### WRITTEN REQUEST
Return each line of the data below verbatim; pictures are to be left out.

Data entries
++++++
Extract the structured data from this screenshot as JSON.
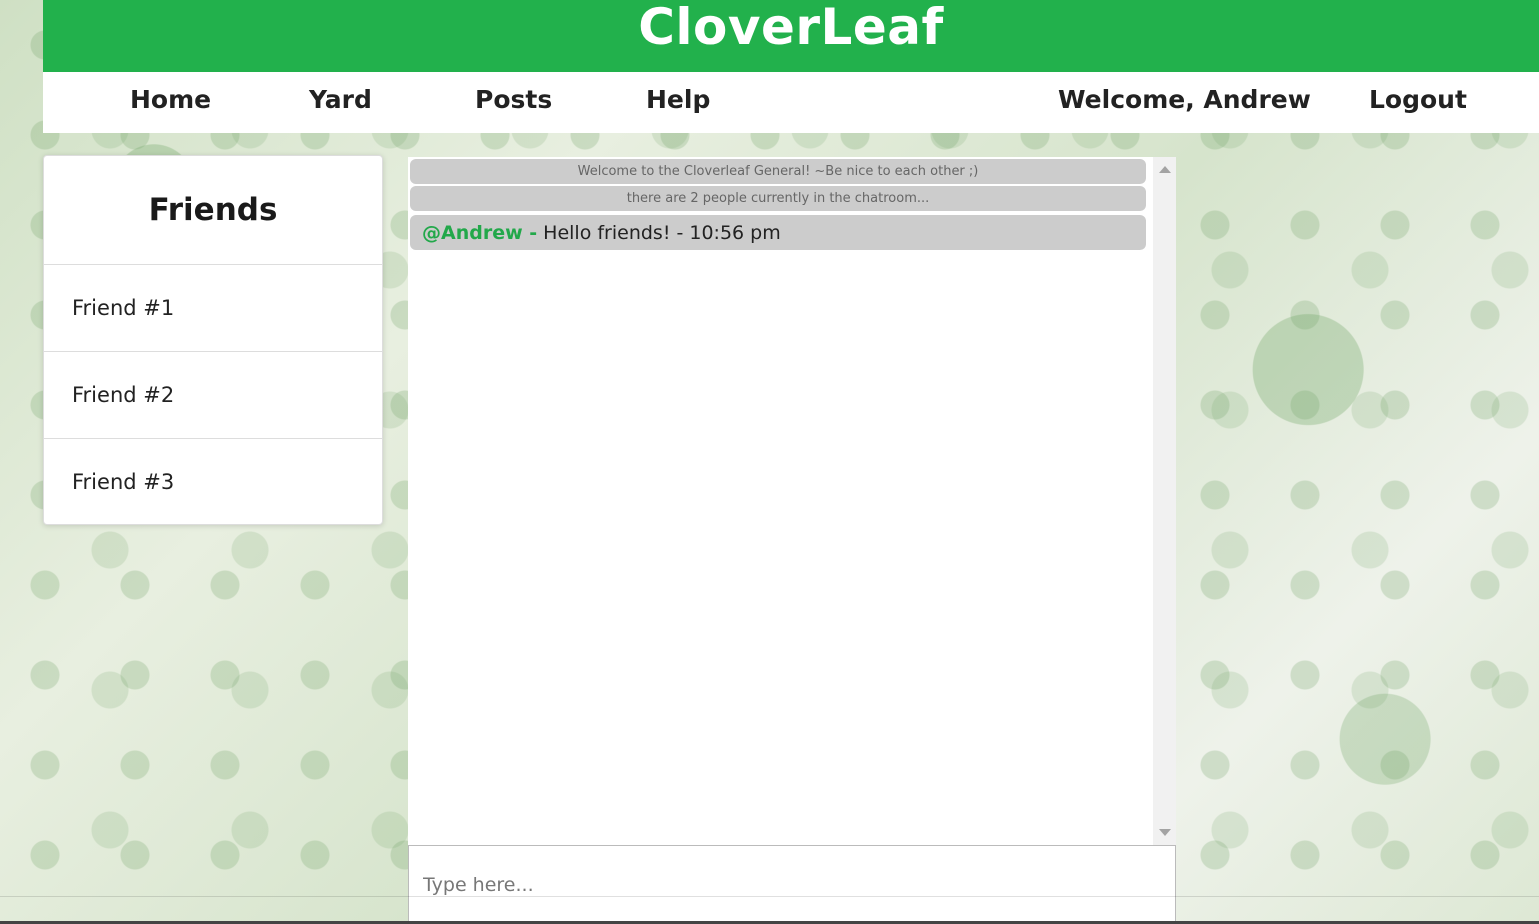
{
  "app": {
    "title": "CloverLeaf"
  },
  "nav": {
    "home": "Home",
    "yard": "Yard",
    "posts": "Posts",
    "help": "Help",
    "welcome": "Welcome, Andrew",
    "logout": "Logout"
  },
  "friends": {
    "title": "Friends",
    "items": [
      {
        "label": "Friend #1"
      },
      {
        "label": "Friend #2"
      },
      {
        "label": "Friend #3"
      }
    ]
  },
  "chat": {
    "system_messages": [
      "Welcome to the Cloverleaf General! ~Be nice to each other ;)",
      "there are 2 people currently in the chatroom..."
    ],
    "messages": [
      {
        "handle": "@Andrew -",
        "text": "Hello friends! - 10:56 pm"
      }
    ],
    "input_placeholder": "Type here..."
  },
  "colors": {
    "brand_green": "#22b14c",
    "handle_green": "#22a84a",
    "message_bg": "#cccccc"
  }
}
++++++
### REPLY TO THE TASK
Extract the structured data from this screenshot as JSON.
{
  "app": {
    "title": "CloverLeaf"
  },
  "nav": {
    "home": "Home",
    "yard": "Yard",
    "posts": "Posts",
    "help": "Help",
    "welcome": "Welcome, Andrew",
    "logout": "Logout"
  },
  "friends": {
    "title": "Friends",
    "items": [
      {
        "label": "Friend #1"
      },
      {
        "label": "Friend #2"
      },
      {
        "label": "Friend #3"
      }
    ]
  },
  "chat": {
    "system_messages": [
      "Welcome to the Cloverleaf General! ~Be nice to each other ;)",
      "there are 2 people currently in the chatroom..."
    ],
    "messages": [
      {
        "handle": "@Andrew -",
        "text": "Hello friends! - 10:56 pm"
      }
    ],
    "input_placeholder": "Type here..."
  },
  "colors": {
    "brand_green": "#22b14c",
    "handle_green": "#22a84a",
    "message_bg": "#cccccc"
  }
}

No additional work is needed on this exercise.